Short problem – Write out every record below exactly as it appears.

★ ★ ★ ★ ★ ★ ★

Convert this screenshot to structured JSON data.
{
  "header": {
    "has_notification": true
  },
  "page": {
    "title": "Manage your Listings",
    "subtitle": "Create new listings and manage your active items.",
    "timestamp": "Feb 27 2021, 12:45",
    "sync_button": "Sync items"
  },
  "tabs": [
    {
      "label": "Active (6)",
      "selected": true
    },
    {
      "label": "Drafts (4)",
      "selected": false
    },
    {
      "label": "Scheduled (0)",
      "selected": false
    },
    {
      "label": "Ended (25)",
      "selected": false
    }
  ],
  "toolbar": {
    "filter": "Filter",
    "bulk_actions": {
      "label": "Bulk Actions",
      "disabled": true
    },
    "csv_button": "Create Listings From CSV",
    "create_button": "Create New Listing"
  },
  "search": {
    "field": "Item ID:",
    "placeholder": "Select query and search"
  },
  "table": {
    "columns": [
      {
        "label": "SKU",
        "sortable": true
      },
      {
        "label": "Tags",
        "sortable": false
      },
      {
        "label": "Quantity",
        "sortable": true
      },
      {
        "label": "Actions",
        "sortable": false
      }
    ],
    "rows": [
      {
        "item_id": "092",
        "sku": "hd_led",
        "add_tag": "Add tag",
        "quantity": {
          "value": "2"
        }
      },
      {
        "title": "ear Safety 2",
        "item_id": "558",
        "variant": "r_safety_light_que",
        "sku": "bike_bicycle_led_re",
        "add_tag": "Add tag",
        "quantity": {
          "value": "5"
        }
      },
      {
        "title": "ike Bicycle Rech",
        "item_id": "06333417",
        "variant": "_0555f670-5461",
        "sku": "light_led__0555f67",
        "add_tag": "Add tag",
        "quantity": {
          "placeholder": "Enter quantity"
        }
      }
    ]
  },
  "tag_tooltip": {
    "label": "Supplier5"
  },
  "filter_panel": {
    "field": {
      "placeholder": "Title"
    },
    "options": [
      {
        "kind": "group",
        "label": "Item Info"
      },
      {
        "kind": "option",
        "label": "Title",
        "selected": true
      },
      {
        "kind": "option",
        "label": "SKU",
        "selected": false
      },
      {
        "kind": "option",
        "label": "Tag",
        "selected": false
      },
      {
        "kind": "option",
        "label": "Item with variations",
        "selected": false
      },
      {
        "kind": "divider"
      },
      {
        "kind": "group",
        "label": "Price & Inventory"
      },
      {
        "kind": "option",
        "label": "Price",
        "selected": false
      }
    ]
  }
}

★ ★ ★ ★ ★ ★ ★

Problem solution –
Convert this screenshot to structured JSON data.
{
  "header": {
    "has_notification": true
  },
  "page": {
    "title": "Manage your Listings",
    "subtitle": "Create new listings and manage your active items.",
    "timestamp": "Feb 27 2021, 12:45",
    "sync_button": "Sync items"
  },
  "tabs": [
    {
      "label": "Active (6)",
      "selected": true
    },
    {
      "label": "Drafts (4)",
      "selected": false
    },
    {
      "label": "Scheduled (0)",
      "selected": false
    },
    {
      "label": "Ended (25)",
      "selected": false
    }
  ],
  "toolbar": {
    "filter": "Filter",
    "bulk_actions": {
      "label": "Bulk Actions",
      "disabled": true
    },
    "csv_button": "Create Listings From CSV",
    "create_button": "Create New Listing"
  },
  "search": {
    "field": "Item ID:",
    "placeholder": "Select query and search"
  },
  "table": {
    "columns": [
      {
        "label": "SKU",
        "sortable": true
      },
      {
        "label": "Tags",
        "sortable": false
      },
      {
        "label": "Quantity",
        "sortable": true
      },
      {
        "label": "Actions",
        "sortable": false
      }
    ],
    "rows": [
      {
        "item_id": "092",
        "sku": "hd_led",
        "add_tag": "Add tag",
        "quantity": {
          "value": "2"
        }
      },
      {
        "title": "ear Safety 2",
        "item_id": "558",
        "variant": "r_safety_light_que",
        "sku": "bike_bicycle_led_re",
        "add_tag": "Add tag",
        "quantity": {
          "value": "5"
        }
      },
      {
        "title": "ike Bicycle Rech",
        "item_id": "06333417",
        "variant": "_0555f670-5461",
        "sku": "light_led__0555f67",
        "add_tag": "Add tag",
        "quantity": {
          "placeholder": "Enter quantity"
        }
      }
    ]
  },
  "tag_tooltip": {
    "label": "Supplier5"
  },
  "filter_panel": {
    "field": {
      "placeholder": "Title"
    },
    "options": [
      {
        "kind": "group",
        "label": "Item Info"
      },
      {
        "kind": "option",
        "label": "Title",
        "selected": true
      },
      {
        "kind": "option",
        "label": "SKU",
        "selected": false
      },
      {
        "kind": "option",
        "label": "Tag",
        "selected": false
      },
      {
        "kind": "option",
        "label": "Item with variations",
        "selected": false
      },
      {
        "kind": "divider"
      },
      {
        "kind": "group",
        "label": "Price & Inventory"
      },
      {
        "kind": "option",
        "label": "Price",
        "selected": false
      }
    ]
  }
}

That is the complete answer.